Beverly and Howard end up staying at a metaphysical halfway house full of strange beings and then making an appearance on the Iprah show with guest Dr. Phlip. Iprah becomes posessed by Deuteronomy a heavenly experiment gone wrong, that was supposed to replace God because he's on a bender on Earth. Howard then learns the truth of existence and is told the secrets of God, Earth and Life.

Very entertaining stuff here, great social commentary and very unique looks at religion and government. Another aspect to remember is that this is a comic book so there are some pictures to look at as well. And as is tradition with any Howard the Duck comic, look closely at all the frames in the comics and you'll see many hidden pictures and further commentary. Oh yeah KISS makes an appearance in this collection as well.

Monday, March 22, 2010

"A Matter of Matter" by L. Ron Hubbard

"A Matter of Matter"
by L. Ron Hubbard
Multicast performance
Produced by Galaxy Audio
through goldenagestories.com
Approx. 2 hours

Once again I get the chance to revisit the days when sci-fi ruled. Going back to the Golden Age of sci-fi you have to remember that then the stories were sold to various pulp magazine publications such as "Astounding Science Fiction," "Startling Stories," and "Thrilling Wonder Stories." Through these pulps you could get your weekly fix of some great science-fiction through various authors. L. Ron Hubbard wrote hundreds of stories during this time and many in the sci-fi genre. Galaxy Press has started releasing a line of books (12 titles/year since 2008) each with a collection of Hubbard's short stories. These books are released in their own "pulp" version or as audio books.
-*-*-
> AIM OF THE EXERCISE
Please output, word for word, the part of the review above that opens with "Beverly and Howard" and closes with "collection as well.".

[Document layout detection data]
-*-*-
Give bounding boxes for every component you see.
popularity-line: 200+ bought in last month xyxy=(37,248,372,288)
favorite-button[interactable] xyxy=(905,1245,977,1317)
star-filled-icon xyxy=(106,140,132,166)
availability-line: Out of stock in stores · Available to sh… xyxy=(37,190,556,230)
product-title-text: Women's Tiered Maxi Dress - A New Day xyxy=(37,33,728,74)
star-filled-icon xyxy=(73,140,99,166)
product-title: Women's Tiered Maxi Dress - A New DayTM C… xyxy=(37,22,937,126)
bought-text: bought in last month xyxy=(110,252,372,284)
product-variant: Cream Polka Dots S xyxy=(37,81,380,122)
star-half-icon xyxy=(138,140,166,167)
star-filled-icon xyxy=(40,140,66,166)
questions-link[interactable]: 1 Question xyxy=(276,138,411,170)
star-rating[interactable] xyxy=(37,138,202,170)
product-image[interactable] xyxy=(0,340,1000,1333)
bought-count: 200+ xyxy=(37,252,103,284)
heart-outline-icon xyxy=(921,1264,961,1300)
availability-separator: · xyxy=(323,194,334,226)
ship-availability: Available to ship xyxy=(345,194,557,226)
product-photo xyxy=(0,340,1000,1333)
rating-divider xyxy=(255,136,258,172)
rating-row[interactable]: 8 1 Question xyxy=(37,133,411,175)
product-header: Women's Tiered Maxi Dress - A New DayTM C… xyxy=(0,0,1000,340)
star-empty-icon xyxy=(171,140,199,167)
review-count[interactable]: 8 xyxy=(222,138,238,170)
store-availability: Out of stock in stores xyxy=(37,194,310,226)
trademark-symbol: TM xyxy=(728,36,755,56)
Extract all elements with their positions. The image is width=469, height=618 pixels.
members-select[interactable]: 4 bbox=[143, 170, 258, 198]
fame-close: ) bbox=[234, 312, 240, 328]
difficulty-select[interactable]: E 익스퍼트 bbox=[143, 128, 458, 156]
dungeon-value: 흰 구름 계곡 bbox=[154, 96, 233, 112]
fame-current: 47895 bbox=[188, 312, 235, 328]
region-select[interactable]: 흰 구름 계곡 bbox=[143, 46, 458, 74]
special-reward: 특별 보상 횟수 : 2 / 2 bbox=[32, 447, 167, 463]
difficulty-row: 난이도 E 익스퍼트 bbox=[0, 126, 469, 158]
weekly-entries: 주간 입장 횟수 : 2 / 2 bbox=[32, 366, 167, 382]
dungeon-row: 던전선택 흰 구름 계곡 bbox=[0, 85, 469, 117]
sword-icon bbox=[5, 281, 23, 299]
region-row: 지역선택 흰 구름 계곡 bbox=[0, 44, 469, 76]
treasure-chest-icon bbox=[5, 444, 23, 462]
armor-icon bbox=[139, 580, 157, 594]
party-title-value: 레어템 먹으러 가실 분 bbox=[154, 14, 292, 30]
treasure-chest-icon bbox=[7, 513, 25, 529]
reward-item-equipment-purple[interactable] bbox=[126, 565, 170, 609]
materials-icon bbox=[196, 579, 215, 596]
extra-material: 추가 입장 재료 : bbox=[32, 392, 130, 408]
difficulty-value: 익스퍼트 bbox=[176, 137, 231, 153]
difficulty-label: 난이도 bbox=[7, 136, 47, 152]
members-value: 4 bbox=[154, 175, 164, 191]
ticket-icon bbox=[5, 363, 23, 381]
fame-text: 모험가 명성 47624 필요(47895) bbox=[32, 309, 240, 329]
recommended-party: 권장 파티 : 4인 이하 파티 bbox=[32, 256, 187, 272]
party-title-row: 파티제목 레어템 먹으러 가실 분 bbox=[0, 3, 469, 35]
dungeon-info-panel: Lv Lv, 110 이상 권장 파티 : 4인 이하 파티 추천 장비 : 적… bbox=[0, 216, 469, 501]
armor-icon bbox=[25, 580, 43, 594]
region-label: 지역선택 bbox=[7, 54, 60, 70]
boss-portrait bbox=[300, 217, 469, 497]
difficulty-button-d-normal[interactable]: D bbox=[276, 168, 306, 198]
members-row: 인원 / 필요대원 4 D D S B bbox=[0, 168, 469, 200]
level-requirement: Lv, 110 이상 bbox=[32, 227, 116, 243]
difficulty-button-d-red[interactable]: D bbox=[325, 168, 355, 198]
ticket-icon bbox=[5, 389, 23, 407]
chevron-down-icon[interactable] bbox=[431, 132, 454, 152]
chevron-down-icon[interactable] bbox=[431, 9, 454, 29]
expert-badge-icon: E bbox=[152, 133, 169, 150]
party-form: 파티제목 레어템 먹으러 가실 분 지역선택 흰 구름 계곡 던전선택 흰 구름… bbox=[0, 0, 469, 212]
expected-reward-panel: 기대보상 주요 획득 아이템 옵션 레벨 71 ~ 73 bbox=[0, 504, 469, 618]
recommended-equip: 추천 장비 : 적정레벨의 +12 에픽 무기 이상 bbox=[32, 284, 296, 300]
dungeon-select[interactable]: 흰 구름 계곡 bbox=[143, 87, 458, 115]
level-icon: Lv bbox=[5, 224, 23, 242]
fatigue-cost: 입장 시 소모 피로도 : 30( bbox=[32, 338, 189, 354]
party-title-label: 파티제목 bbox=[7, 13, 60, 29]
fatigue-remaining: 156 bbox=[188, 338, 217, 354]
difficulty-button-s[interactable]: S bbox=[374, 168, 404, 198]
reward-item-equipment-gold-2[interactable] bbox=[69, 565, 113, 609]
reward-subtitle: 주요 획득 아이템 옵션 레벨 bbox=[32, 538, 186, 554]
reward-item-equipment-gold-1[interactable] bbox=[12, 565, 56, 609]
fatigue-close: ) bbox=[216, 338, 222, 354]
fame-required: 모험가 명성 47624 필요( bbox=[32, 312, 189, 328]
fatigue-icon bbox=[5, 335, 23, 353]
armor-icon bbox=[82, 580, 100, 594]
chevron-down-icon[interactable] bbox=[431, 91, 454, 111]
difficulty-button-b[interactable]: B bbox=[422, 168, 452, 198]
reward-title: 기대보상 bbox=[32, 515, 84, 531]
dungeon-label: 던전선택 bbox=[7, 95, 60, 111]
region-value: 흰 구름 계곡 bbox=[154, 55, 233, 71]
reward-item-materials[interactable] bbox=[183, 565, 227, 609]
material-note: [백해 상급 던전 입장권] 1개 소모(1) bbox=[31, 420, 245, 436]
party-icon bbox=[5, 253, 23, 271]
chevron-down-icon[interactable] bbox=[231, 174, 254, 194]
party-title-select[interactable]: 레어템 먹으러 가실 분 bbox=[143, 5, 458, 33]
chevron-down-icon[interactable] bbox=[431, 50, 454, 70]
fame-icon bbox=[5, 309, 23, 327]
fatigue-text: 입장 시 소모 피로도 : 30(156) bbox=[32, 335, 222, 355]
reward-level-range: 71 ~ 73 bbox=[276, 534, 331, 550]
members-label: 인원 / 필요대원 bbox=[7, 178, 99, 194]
-*-*-
> RESPONSE BELOW
Beverly and Howard end up staying at a metaphysical halfway house full of strange beings and then making an appearance on the Iprah show with guest Dr. Phlip. Iprah becomes posessed by Deuteronomy a heavenly experiment gone wrong, that was supposed to replace God because he's on a bender on Earth. Howard then learns the truth of existence and is told the secrets of God, Earth and Life.

Very entertaining stuff here, great social commentary and very unique looks at religion and government. Another aspect to remember is that this is a comic book so there are some pictures to look at as well. And as is tradition with any Howard the Duck comic, look closely at all the frames in the comics and you'll see many hidden pictures and further commentary. Oh yeah KISS makes an appearance in this collection as well.